**Exercise requirements**:
Keep the images out and copy every entry below exactly.

═══ Entries provided ═══

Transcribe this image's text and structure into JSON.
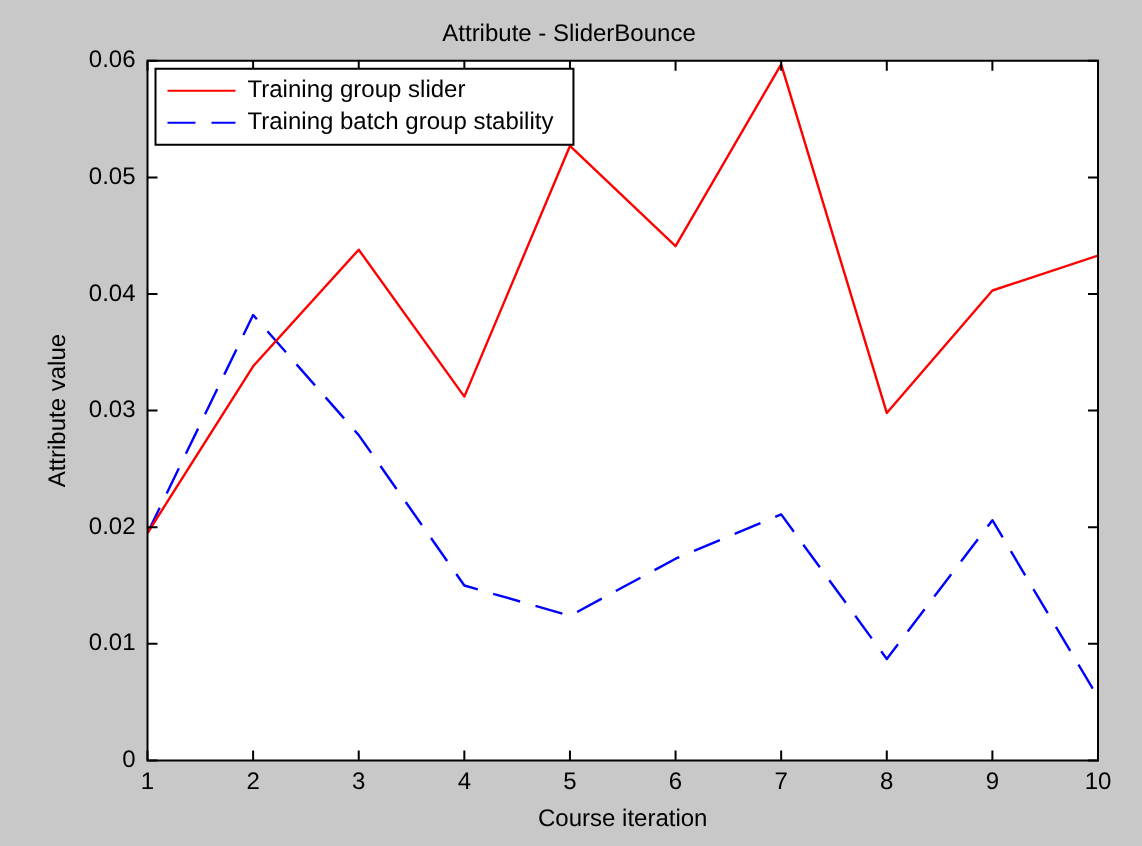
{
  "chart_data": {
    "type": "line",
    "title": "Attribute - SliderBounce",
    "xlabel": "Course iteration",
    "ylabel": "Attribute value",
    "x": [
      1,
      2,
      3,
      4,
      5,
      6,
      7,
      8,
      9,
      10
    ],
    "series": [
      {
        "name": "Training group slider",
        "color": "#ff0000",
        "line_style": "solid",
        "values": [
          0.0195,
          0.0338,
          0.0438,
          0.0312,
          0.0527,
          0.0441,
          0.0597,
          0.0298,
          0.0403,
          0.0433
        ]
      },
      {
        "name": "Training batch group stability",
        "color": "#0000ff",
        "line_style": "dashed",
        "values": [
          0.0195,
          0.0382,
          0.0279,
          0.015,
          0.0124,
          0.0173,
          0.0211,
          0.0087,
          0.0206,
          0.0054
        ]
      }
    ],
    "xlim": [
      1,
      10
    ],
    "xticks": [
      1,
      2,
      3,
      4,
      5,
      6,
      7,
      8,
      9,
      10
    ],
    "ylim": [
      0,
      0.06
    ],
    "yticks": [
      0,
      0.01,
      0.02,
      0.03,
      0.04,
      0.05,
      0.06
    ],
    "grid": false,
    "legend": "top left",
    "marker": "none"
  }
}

═══

**Written response**:
Transcribe this image's text and structure into JSON.
{
  "chart_data": {
    "type": "line",
    "title": "Attribute - SliderBounce",
    "xlabel": "Course iteration",
    "ylabel": "Attribute value",
    "x": [
      1,
      2,
      3,
      4,
      5,
      6,
      7,
      8,
      9,
      10
    ],
    "series": [
      {
        "name": "Training group slider",
        "color": "#ff0000",
        "line_style": "solid",
        "values": [
          0.0195,
          0.0338,
          0.0438,
          0.0312,
          0.0527,
          0.0441,
          0.0597,
          0.0298,
          0.0403,
          0.0433
        ]
      },
      {
        "name": "Training batch group stability",
        "color": "#0000ff",
        "line_style": "dashed",
        "values": [
          0.0195,
          0.0382,
          0.0279,
          0.015,
          0.0124,
          0.0173,
          0.0211,
          0.0087,
          0.0206,
          0.0054
        ]
      }
    ],
    "xlim": [
      1,
      10
    ],
    "xticks": [
      1,
      2,
      3,
      4,
      5,
      6,
      7,
      8,
      9,
      10
    ],
    "ylim": [
      0,
      0.06
    ],
    "yticks": [
      0,
      0.01,
      0.02,
      0.03,
      0.04,
      0.05,
      0.06
    ],
    "grid": false,
    "legend": "top left",
    "marker": "none"
  }
}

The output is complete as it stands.